• **Recorded data**:
****

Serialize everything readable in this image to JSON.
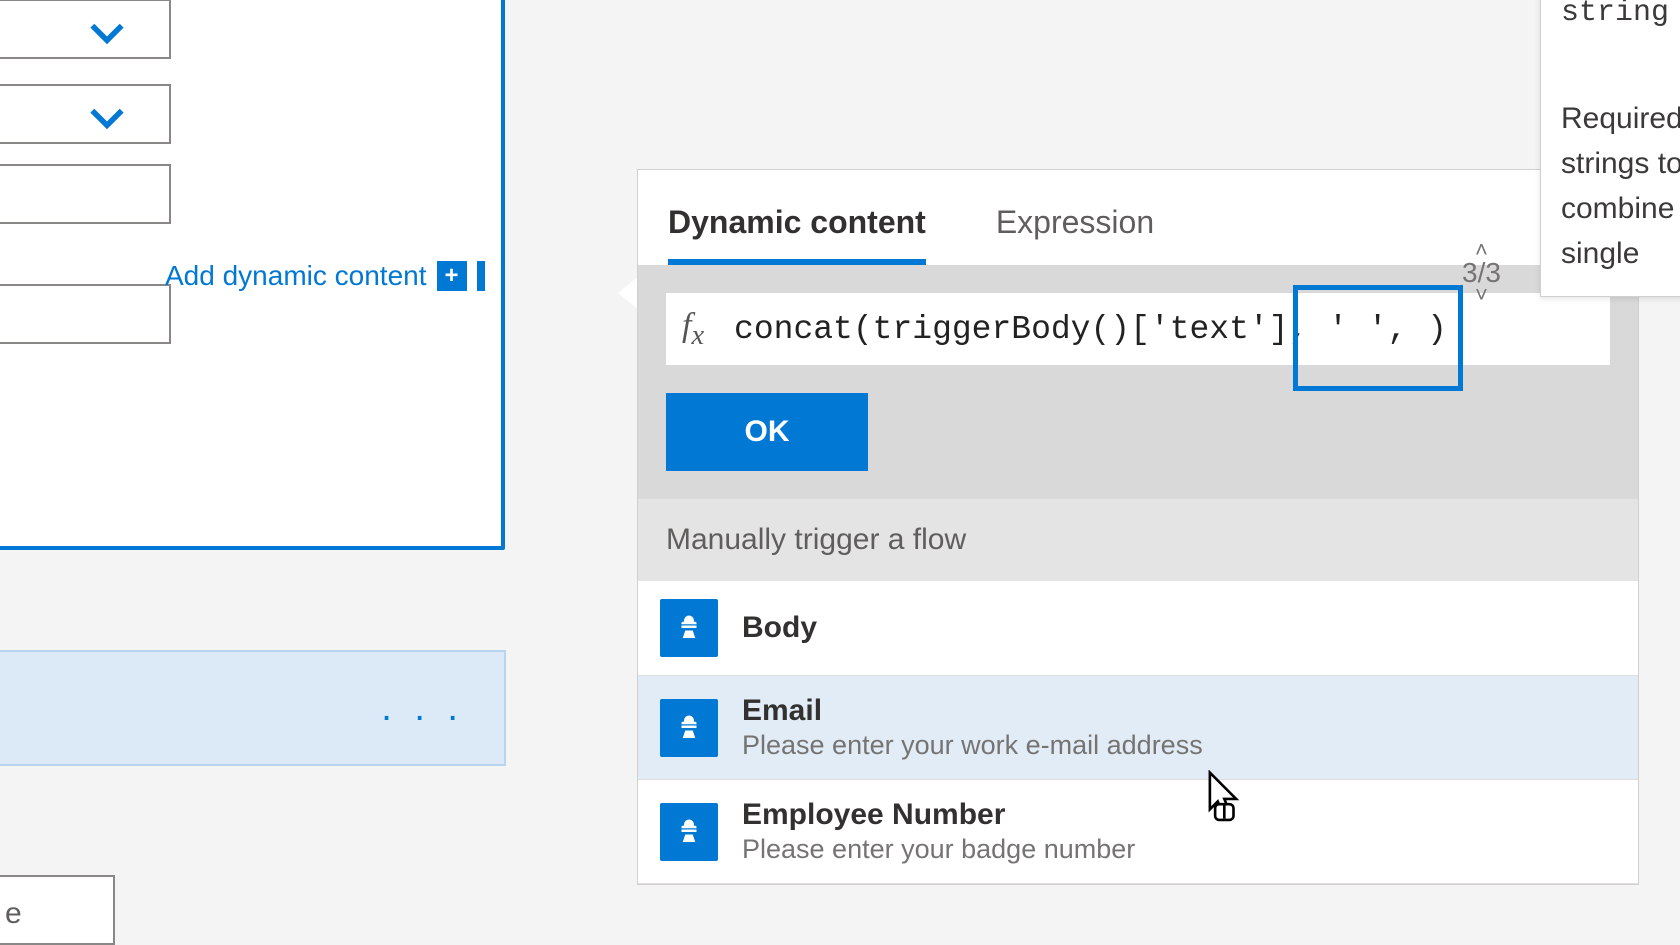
{
  "left": {
    "add_dynamic": "Add dynamic content"
  },
  "popout": {
    "tabs": {
      "dynamic": "Dynamic content",
      "expression": "Expression"
    },
    "formula": "concat(triggerBody()['text'], ' ', )",
    "ok": "OK",
    "section": "Manually trigger a flow",
    "items": [
      {
        "title": "Body",
        "desc": ""
      },
      {
        "title": "Email",
        "desc": "Please enter your work e-mail address"
      },
      {
        "title": "Employee Number",
        "desc": "Please enter your badge number"
      }
    ],
    "pager": "3/3"
  },
  "tip": {
    "line1": "string",
    "line2": "Required. The strings to combine into a single"
  },
  "tiny": "e"
}
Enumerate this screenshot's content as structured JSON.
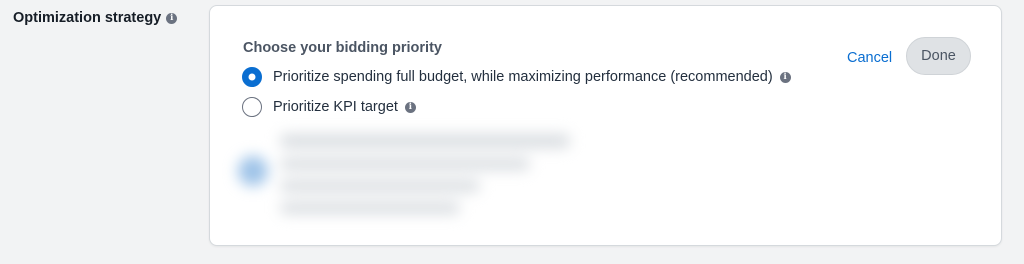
{
  "section": {
    "label": "Optimization strategy",
    "info_icon": "info-icon"
  },
  "panel": {
    "heading": "Choose your bidding priority",
    "options": [
      {
        "label": "Prioritize spending full budget, while maximizing performance (recommended)",
        "selected": true,
        "info_icon": "info-icon"
      },
      {
        "label": "Prioritize KPI target",
        "selected": false,
        "info_icon": "info-icon"
      }
    ],
    "cancel_label": "Cancel",
    "done_label": "Done"
  },
  "colors": {
    "accent": "#0a6ed1",
    "page_background": "#f2f3f4",
    "panel_background": "#ffffff"
  }
}
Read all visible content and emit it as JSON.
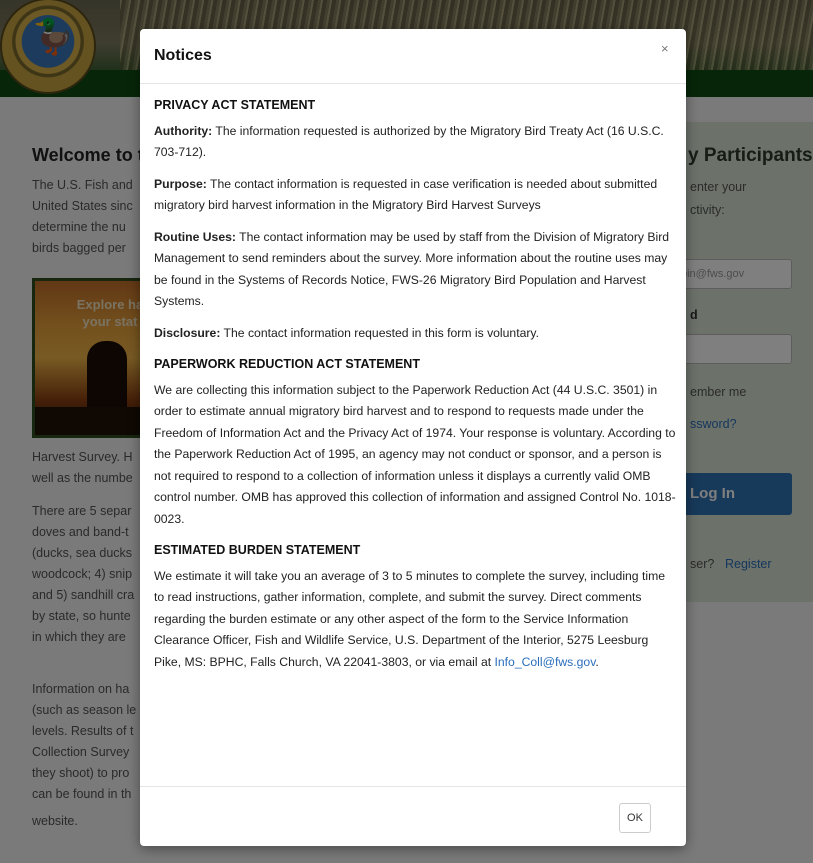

****

• **Problem statement**: Repeat the records in full, exactly as they appear, without the pictures.

• **Completed exercise**:
Serialize everything readable in this image to JSON.
{
  "left": {
    "add_dynamic": "Add dynamic content"
  },
  "popout": {
    "tabs": {
      "dynamic": "Dynamic content",
      "expression": "Expression"
    },
    "formula": "concat(triggerBody()['text'], ' ', )",
    "ok": "OK",
    "section": "Manually trigger a flow",
    "items": [
      {
        "title": "Body",
        "desc": ""
      },
      {
        "title": "Email",
        "desc": "Please enter your work e-mail address"
      },
      {
        "title": "Employee Number",
        "desc": "Please enter your badge number"
      }
    ],
    "pager": "3/3"
  },
  "tip": {
    "line1": "string",
    "line2": "Required. The strings to combine into a single"
  },
  "tiny": "e"
}
Enumerate this screenshot's content as structured JSON.
{
  "section": {
    "label": "Optimization strategy",
    "info_icon": "info-icon"
  },
  "panel": {
    "heading": "Choose your bidding priority",
    "options": [
      {
        "label": "Prioritize spending full budget, while maximizing performance (recommended)",
        "selected": true,
        "info_icon": "info-icon"
      },
      {
        "label": "Prioritize KPI target",
        "selected": false,
        "info_icon": "info-icon"
      }
    ],
    "cancel_label": "Cancel",
    "done_label": "Done"
  },
  "colors": {
    "accent": "#0a6ed1",
    "page_background": "#f2f3f4",
    "panel_background": "#ffffff"
  }
}
Read all visible content and emit it as JSON.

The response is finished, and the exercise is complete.